Records
• • • • • • •
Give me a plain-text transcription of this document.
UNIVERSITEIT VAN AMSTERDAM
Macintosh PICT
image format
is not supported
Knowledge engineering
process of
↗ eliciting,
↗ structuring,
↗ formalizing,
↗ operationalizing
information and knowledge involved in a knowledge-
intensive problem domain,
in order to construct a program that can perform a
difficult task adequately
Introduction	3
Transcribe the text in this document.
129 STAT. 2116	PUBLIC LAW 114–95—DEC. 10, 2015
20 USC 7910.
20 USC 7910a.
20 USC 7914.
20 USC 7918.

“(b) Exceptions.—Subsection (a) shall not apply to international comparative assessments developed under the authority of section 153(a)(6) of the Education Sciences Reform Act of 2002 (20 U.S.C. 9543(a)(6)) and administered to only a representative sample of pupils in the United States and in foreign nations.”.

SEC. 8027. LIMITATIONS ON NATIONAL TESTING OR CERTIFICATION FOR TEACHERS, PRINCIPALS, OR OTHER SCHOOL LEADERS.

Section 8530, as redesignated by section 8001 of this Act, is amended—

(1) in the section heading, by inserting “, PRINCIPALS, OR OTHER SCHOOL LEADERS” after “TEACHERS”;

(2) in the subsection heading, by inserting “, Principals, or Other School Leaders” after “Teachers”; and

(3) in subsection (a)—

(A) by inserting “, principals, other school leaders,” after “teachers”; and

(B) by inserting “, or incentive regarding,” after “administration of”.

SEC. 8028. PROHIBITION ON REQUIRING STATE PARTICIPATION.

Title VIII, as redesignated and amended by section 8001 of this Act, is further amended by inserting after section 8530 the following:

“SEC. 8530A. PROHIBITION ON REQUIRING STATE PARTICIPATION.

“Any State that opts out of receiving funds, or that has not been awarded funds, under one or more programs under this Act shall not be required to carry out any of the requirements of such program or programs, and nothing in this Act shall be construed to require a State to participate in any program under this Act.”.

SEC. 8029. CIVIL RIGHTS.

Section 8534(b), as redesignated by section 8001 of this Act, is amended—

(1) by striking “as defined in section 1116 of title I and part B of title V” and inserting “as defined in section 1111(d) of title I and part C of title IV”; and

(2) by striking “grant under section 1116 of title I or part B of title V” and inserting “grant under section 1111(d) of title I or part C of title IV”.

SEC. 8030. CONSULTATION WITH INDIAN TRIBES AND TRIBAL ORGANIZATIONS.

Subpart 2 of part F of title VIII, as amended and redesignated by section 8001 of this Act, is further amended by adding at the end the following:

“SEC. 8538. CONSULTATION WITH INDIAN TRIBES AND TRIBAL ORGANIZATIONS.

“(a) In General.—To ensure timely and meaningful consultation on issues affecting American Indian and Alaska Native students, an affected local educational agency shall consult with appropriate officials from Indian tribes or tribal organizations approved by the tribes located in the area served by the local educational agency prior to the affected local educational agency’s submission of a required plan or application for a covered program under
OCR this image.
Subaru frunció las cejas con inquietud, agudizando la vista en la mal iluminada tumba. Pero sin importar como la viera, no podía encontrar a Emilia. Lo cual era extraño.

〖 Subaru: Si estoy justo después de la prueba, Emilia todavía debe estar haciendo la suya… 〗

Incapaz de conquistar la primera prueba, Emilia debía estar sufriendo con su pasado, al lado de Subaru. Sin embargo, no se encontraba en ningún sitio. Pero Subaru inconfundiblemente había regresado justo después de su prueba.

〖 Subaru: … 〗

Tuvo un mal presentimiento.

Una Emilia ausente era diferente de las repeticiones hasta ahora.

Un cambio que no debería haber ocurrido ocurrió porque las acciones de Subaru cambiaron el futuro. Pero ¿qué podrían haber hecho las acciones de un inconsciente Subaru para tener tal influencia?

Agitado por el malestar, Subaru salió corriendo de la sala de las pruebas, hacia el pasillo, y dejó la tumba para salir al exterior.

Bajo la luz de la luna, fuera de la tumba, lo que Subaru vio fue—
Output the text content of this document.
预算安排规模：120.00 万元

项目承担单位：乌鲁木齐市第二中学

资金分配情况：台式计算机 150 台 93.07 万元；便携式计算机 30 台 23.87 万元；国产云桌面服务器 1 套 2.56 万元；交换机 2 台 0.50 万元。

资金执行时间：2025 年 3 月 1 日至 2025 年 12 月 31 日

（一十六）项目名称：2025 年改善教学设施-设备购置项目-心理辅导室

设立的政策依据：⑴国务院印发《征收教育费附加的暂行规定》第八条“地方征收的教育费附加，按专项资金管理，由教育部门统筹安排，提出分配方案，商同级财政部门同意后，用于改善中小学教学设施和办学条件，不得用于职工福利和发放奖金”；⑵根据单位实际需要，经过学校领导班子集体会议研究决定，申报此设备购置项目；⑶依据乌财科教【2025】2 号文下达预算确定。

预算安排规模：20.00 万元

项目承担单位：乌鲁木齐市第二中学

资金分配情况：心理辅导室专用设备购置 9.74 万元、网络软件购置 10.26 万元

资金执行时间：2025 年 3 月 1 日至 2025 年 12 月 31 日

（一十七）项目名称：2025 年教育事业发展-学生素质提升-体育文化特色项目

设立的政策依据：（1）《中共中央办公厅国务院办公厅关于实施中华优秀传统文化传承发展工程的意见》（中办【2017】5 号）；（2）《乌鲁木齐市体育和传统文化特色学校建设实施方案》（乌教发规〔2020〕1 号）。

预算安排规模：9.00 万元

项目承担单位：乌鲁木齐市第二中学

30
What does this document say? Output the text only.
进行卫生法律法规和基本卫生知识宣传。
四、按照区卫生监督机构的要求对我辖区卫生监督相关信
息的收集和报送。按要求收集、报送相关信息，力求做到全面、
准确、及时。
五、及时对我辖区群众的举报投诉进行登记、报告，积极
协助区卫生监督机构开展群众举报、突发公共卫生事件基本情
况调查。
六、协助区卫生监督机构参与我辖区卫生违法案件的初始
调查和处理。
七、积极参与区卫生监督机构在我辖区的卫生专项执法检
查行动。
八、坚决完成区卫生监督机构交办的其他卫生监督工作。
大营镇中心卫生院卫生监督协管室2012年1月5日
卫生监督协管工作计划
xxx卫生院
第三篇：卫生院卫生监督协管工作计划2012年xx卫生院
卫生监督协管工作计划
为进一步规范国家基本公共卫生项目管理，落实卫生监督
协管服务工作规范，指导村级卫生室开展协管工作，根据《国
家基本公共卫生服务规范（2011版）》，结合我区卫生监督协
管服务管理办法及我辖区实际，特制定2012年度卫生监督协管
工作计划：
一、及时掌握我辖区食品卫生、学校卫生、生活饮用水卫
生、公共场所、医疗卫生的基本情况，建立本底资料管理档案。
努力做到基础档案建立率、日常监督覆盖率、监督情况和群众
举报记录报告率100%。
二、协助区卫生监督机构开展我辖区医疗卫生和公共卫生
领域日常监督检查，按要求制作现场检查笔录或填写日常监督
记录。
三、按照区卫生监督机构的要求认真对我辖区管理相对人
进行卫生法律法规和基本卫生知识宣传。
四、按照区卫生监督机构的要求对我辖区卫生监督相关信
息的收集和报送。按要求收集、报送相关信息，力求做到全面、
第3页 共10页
• • • • • • •
Identify and copy lines that hold the string "después".

〖 Subaru: Si estoy justo después de la prueba, Emilia todavía debe estar haciendo la suya… 〗
Incapaz de conquistar la primera prueba, Emilia debía estar sufriendo con su pasado, al lado de Subaru. Sin embargo, no se encontraba en ningún sitio. Pero Subaru inconfundiblemente había regresado justo después de su prueba.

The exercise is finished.